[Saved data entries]
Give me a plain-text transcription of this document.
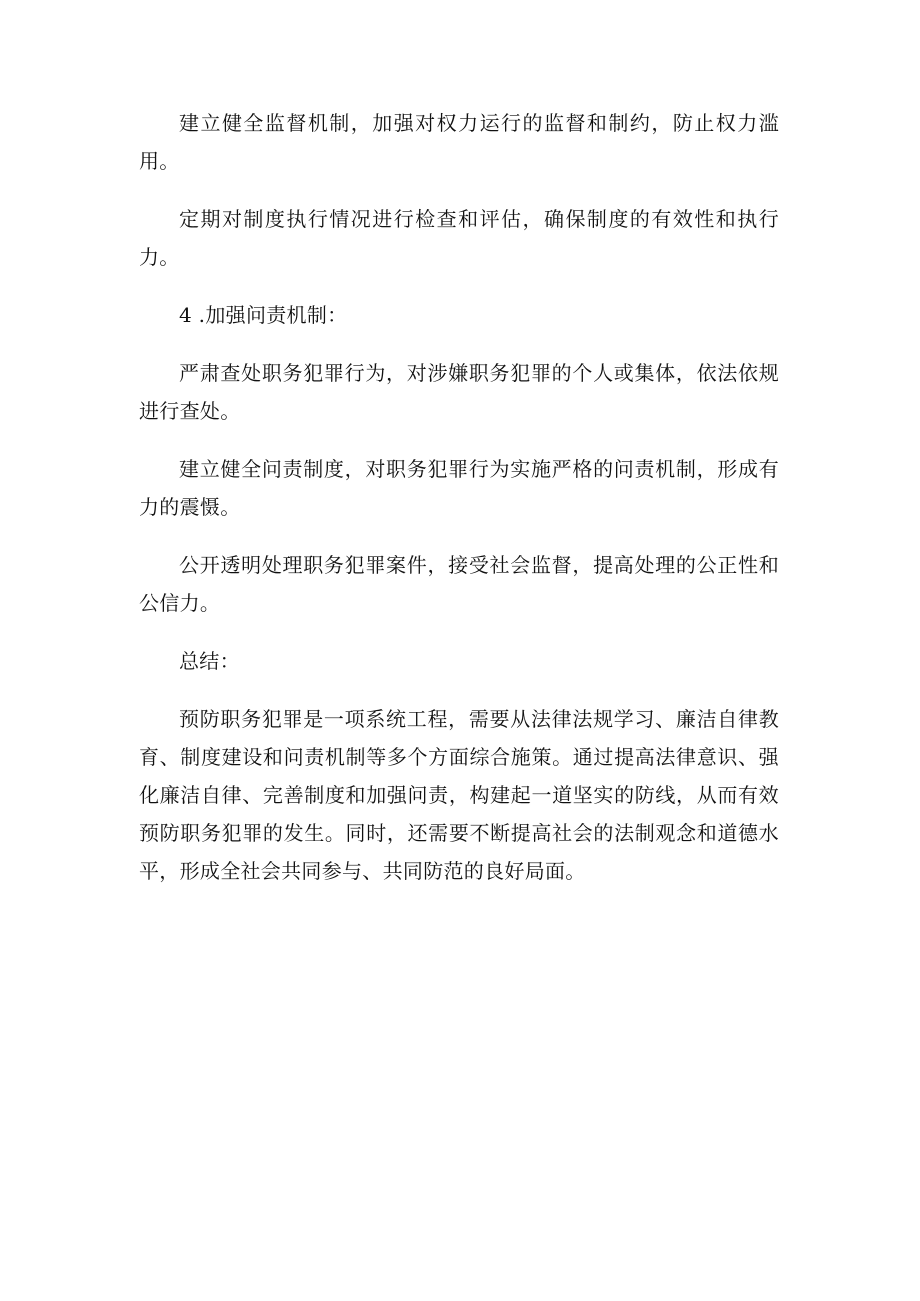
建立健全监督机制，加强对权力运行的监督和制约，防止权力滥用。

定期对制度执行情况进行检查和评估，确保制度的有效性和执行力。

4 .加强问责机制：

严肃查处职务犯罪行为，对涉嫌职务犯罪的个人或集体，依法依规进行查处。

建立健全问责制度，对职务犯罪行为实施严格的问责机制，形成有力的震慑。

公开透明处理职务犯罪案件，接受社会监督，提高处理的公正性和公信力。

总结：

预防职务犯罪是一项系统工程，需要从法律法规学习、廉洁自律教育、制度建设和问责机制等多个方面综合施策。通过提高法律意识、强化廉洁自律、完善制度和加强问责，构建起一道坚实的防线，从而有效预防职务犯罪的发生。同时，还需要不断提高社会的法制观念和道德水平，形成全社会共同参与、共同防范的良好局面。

...

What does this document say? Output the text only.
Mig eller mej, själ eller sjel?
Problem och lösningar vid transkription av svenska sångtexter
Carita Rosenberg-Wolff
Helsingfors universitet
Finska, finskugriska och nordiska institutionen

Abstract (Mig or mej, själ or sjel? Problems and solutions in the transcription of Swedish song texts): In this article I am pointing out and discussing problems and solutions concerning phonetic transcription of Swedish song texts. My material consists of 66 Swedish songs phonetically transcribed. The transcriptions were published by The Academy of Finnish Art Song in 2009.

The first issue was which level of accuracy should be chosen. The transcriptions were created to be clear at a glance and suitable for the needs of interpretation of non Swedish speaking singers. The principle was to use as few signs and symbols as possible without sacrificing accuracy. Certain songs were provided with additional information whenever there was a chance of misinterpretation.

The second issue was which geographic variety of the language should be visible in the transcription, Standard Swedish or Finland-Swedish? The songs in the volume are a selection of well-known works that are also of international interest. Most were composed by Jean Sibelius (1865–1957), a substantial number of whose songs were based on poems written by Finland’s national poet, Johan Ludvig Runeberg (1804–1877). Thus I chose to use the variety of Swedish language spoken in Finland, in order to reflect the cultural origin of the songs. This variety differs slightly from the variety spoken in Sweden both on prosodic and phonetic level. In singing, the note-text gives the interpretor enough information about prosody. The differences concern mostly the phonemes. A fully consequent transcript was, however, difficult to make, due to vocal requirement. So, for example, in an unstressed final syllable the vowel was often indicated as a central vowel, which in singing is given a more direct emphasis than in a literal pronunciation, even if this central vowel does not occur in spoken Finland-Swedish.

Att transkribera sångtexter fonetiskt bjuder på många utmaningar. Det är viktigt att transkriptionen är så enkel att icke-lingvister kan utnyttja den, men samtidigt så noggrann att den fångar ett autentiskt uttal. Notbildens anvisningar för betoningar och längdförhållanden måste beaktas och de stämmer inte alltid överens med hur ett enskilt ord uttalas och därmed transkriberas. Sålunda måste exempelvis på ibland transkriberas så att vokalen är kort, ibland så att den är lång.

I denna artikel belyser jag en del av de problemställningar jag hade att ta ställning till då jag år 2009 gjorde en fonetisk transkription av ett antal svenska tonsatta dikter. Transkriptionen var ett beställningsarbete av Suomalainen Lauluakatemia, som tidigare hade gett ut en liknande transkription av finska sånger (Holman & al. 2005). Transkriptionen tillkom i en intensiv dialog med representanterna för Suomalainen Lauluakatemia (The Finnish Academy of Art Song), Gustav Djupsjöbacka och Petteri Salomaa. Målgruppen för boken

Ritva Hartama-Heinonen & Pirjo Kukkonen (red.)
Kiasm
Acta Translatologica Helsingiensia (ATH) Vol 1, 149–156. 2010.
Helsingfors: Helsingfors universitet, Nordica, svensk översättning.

* Written exercise *
Take each line containing the string "Helsingfors" and copy it out.

* Solution to the exercise *
Helsingfors universitet
Helsingfors: Helsingfors universitet, Nordica, svensk översättning.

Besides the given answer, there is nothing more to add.